start Record extracts

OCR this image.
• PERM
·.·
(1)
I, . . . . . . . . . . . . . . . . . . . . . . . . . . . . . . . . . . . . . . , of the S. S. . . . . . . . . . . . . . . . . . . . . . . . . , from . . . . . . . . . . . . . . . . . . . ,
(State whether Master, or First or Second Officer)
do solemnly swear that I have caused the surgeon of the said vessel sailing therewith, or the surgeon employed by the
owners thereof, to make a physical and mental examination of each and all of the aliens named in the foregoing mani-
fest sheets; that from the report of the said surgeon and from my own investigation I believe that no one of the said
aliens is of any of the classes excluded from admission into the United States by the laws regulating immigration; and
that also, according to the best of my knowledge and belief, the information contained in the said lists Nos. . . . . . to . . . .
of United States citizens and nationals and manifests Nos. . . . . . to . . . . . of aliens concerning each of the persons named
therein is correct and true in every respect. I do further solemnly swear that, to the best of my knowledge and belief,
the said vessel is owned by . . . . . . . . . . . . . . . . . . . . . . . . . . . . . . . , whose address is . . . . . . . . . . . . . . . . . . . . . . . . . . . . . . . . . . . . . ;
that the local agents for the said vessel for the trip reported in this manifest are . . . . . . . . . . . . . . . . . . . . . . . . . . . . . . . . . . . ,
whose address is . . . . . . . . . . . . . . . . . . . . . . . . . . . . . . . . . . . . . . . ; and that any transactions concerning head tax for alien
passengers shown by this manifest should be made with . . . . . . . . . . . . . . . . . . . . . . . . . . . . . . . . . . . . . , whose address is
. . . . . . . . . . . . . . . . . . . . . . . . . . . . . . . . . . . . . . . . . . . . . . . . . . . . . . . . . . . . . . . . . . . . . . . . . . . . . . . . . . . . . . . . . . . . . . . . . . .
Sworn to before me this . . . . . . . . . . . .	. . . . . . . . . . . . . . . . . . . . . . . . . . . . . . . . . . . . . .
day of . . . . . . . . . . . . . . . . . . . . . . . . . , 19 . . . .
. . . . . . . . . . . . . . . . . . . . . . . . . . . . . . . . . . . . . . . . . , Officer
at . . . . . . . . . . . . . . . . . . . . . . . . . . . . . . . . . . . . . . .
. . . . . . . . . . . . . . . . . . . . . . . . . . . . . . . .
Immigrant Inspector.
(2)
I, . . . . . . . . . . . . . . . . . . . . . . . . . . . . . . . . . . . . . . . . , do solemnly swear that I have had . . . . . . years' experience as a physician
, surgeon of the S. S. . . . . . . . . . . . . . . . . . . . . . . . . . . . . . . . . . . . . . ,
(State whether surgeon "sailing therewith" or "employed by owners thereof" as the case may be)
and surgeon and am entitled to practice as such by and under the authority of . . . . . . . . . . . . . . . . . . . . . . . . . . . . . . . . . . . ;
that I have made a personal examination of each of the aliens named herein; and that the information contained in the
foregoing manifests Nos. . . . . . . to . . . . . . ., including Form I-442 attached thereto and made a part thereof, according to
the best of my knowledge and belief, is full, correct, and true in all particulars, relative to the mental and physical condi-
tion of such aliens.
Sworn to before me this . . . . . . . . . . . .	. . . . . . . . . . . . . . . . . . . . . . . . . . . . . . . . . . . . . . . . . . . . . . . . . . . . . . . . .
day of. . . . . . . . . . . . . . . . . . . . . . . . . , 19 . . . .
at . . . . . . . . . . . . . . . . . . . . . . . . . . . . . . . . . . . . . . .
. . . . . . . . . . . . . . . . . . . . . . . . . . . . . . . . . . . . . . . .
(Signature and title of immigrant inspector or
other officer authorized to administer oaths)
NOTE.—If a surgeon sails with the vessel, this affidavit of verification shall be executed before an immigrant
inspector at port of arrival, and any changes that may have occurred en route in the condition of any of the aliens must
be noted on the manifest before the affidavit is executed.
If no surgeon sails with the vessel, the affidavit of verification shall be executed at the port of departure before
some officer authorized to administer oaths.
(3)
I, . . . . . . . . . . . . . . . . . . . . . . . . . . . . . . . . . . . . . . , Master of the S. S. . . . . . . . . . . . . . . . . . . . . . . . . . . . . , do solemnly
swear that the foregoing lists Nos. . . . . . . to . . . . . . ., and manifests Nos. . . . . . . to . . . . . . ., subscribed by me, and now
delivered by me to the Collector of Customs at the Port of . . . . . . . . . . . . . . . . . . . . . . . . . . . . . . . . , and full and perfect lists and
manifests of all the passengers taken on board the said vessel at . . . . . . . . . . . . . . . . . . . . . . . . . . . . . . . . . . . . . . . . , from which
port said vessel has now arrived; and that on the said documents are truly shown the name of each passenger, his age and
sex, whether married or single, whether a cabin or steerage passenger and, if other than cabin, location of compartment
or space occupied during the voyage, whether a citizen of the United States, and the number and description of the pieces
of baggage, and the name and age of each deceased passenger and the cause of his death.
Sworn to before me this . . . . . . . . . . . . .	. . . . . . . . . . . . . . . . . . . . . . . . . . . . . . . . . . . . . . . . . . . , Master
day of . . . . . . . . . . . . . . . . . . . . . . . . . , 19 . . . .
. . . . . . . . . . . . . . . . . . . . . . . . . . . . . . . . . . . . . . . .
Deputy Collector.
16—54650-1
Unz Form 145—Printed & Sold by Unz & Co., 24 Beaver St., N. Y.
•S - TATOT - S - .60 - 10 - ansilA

end Record extracts

Extract all lines from the material above that include the word "surgeon".

do solemnly swear that I have caused the surgeon of the said vessel sailing therewith, or the surgeon employed by the
fest sheets; that from the report of the said surgeon and from my own investigation I believe that no one of the said
, surgeon of the S. S. . . . . . . . . . . . . . . . . . . . . . . . . . . . . . . . . . . . . . ,
(State whether surgeon "sailing therewith" or "employed by owners thereof" as the case may be)
and surgeon and am entitled to practice as such by and under the authority of . . . . . . . . . . . . . . . . . . . . . . . . . . . . . . . . . . . ;
NOTE.—If a surgeon sails with the vessel, this affidavit of verification shall be executed before an immigrant
If no surgeon sails with the vessel, the affidavit of verification shall be executed at the port of departure before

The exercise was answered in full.